Gather each line containing the string "icon" from these entries.

• • •

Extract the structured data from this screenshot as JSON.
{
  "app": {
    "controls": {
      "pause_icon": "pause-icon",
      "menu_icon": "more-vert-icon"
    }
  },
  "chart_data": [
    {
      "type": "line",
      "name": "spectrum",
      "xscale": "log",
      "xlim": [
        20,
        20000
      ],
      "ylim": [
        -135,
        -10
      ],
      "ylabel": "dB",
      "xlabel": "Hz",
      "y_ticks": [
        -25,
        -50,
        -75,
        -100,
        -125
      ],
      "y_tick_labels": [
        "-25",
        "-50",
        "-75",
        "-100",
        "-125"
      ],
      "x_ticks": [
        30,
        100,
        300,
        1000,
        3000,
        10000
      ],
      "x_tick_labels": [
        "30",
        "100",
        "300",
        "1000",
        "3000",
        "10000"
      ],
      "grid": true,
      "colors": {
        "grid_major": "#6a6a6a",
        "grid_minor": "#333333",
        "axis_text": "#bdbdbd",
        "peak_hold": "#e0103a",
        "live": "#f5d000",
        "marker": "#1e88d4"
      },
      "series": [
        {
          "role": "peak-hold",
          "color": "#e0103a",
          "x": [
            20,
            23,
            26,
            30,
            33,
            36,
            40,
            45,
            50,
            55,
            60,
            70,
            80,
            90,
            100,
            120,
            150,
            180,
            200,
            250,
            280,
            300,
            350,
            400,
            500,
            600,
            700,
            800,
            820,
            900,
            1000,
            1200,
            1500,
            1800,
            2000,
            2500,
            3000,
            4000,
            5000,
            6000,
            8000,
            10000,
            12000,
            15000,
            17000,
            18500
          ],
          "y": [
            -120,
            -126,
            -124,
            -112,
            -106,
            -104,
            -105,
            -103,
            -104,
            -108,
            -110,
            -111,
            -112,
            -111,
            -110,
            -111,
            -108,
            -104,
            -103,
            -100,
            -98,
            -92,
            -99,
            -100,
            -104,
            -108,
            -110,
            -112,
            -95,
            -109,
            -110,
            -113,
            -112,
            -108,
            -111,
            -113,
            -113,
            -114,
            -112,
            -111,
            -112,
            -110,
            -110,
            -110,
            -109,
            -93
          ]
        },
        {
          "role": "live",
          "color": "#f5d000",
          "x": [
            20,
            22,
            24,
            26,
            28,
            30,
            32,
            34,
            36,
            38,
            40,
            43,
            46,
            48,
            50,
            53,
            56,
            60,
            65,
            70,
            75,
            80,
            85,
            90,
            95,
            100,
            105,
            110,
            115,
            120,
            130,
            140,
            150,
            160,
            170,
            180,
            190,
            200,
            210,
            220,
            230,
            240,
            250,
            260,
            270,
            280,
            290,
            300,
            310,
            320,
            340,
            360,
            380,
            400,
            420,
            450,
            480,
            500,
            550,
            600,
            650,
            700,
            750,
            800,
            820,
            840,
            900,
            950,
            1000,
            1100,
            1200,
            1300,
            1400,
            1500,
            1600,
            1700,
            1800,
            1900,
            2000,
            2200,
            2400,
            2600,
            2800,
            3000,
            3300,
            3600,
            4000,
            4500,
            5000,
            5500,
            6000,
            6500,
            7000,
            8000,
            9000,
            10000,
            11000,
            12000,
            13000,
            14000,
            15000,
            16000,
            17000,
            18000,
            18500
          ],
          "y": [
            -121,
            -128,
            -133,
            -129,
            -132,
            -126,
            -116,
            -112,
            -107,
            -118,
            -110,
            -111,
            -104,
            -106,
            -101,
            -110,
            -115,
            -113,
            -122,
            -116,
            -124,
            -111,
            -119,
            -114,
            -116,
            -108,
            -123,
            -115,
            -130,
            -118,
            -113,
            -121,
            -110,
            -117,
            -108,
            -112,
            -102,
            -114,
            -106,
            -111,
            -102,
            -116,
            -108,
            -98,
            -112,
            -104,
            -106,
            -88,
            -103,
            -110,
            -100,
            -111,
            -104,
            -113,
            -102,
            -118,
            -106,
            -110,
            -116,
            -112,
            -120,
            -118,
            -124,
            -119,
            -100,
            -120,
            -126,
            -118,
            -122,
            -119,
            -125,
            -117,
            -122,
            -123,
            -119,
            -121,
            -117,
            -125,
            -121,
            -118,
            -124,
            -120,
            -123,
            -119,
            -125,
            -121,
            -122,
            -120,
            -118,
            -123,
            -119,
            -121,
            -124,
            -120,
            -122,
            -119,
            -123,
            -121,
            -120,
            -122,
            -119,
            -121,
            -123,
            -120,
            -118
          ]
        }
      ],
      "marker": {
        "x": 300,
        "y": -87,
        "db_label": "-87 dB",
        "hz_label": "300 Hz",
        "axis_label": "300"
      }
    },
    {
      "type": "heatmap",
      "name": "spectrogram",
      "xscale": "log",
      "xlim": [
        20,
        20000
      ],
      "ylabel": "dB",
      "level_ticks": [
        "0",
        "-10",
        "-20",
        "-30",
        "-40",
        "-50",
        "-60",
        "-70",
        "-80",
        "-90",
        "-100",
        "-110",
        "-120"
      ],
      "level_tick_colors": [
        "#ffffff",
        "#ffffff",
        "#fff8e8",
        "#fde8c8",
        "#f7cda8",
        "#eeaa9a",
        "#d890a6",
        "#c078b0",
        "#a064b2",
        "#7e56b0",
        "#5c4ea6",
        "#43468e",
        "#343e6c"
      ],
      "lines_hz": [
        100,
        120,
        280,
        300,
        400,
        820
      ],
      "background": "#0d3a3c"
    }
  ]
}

• • •

- _Final result_
      "pause_icon": "pause-icon",
      "menu_icon": "more-vert-icon"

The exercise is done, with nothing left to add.